_Dataset_
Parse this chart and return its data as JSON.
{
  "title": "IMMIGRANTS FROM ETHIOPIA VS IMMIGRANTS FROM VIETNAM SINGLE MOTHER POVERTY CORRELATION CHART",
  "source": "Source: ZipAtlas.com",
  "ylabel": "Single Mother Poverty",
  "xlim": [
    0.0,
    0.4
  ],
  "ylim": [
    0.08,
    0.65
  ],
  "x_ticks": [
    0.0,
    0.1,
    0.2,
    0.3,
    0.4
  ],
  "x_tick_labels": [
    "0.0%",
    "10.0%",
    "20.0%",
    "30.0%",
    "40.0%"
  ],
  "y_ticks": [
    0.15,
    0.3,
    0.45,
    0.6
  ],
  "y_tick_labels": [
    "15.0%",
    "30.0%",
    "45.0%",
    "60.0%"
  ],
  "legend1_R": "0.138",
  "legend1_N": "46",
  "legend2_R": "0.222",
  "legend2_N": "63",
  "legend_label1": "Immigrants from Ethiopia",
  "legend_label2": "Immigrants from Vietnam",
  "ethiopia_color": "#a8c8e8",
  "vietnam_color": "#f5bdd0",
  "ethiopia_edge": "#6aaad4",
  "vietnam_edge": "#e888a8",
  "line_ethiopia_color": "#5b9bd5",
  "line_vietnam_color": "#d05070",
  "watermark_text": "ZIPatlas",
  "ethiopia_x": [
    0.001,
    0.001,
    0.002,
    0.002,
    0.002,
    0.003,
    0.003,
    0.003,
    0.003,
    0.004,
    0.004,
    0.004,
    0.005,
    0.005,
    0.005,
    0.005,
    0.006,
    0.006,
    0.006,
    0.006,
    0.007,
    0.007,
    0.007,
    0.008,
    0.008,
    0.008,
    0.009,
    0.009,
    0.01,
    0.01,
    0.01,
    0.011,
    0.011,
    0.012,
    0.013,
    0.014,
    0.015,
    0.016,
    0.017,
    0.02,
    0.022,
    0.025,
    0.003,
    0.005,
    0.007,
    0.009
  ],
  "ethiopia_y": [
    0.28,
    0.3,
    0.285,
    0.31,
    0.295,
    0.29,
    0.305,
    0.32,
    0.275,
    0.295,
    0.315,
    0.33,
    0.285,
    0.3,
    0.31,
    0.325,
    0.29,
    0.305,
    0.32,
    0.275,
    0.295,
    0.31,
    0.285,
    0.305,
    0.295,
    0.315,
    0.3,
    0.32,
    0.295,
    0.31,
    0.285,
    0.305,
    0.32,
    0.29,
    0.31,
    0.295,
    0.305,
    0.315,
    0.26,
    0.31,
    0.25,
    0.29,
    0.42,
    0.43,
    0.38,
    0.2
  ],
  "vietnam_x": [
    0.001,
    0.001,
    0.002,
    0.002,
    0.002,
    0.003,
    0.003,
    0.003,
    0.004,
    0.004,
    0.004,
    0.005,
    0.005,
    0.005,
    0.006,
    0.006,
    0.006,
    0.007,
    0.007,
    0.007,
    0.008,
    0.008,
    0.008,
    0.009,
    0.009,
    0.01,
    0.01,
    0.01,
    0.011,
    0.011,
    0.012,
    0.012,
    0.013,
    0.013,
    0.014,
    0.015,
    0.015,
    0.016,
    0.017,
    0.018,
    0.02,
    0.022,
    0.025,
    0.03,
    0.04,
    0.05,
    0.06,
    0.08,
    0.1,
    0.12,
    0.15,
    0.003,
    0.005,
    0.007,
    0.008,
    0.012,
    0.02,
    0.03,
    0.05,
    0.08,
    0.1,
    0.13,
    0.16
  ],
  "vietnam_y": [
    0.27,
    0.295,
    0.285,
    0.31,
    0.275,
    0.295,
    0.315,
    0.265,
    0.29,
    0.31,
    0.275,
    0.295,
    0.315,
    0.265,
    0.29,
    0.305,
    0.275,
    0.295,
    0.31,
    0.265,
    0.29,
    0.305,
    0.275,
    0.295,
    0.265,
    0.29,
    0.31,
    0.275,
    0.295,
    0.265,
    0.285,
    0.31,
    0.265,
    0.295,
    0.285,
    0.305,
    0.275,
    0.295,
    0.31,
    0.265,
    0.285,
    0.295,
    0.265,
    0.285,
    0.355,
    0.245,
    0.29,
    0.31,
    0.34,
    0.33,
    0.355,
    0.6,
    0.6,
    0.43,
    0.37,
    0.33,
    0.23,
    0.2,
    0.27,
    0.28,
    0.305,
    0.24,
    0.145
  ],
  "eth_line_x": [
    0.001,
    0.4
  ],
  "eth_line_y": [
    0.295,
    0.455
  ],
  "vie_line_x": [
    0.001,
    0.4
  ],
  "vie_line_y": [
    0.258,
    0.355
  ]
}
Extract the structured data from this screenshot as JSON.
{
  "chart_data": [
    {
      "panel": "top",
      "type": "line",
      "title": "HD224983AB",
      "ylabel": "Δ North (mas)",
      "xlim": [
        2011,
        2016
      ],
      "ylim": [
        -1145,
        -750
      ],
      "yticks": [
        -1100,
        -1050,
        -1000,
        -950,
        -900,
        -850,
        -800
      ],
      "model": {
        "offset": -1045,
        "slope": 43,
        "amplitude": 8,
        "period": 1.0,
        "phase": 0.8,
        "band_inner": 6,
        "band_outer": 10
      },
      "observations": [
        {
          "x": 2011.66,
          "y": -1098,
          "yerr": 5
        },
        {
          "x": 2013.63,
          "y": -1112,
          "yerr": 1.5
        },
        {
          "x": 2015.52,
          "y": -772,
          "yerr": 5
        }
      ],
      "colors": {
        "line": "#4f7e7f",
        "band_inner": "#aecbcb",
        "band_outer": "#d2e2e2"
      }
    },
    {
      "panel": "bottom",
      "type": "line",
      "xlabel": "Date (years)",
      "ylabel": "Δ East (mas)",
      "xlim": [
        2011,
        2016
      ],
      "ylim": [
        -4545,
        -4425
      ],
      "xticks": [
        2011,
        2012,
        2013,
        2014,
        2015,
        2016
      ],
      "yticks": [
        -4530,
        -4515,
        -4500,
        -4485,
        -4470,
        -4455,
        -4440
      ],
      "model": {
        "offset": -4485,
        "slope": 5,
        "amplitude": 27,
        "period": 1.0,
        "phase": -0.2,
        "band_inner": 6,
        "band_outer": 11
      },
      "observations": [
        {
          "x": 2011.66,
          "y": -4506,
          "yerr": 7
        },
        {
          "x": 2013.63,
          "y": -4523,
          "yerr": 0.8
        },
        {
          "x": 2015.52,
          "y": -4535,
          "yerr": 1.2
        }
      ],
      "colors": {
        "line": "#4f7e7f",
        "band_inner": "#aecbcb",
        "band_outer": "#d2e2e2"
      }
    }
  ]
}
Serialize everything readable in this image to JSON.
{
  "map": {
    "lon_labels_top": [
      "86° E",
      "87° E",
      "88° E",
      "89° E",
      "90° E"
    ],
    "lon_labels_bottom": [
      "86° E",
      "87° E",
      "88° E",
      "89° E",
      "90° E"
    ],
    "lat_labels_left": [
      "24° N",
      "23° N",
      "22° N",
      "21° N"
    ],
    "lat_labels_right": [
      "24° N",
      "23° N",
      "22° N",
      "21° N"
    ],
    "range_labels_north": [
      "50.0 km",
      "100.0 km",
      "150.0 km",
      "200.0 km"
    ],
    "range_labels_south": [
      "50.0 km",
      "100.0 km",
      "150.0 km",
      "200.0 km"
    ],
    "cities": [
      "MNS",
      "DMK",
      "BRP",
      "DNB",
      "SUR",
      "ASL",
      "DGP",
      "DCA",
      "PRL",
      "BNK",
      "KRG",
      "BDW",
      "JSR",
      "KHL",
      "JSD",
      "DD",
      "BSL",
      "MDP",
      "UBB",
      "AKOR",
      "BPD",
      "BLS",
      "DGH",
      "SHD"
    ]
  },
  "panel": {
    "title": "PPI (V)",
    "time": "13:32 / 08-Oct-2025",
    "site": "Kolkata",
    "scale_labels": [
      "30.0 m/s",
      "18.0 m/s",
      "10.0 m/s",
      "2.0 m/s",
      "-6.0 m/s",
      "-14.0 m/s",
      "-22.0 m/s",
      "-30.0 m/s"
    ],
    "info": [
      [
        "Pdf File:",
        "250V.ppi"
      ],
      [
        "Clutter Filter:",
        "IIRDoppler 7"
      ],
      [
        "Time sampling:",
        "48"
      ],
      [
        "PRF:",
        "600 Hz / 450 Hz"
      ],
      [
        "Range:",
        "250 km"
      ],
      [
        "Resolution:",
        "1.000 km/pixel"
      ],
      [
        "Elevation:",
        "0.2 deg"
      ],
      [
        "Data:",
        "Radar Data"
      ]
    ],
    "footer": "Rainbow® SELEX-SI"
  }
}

_Your task_
Select every line in the records above that contains the word "this".

_Right answer_
Parse this chart and return its data as JSON.
Extract the structured data from this screenshot as JSON.
Serialize everything readable in this image to JSON.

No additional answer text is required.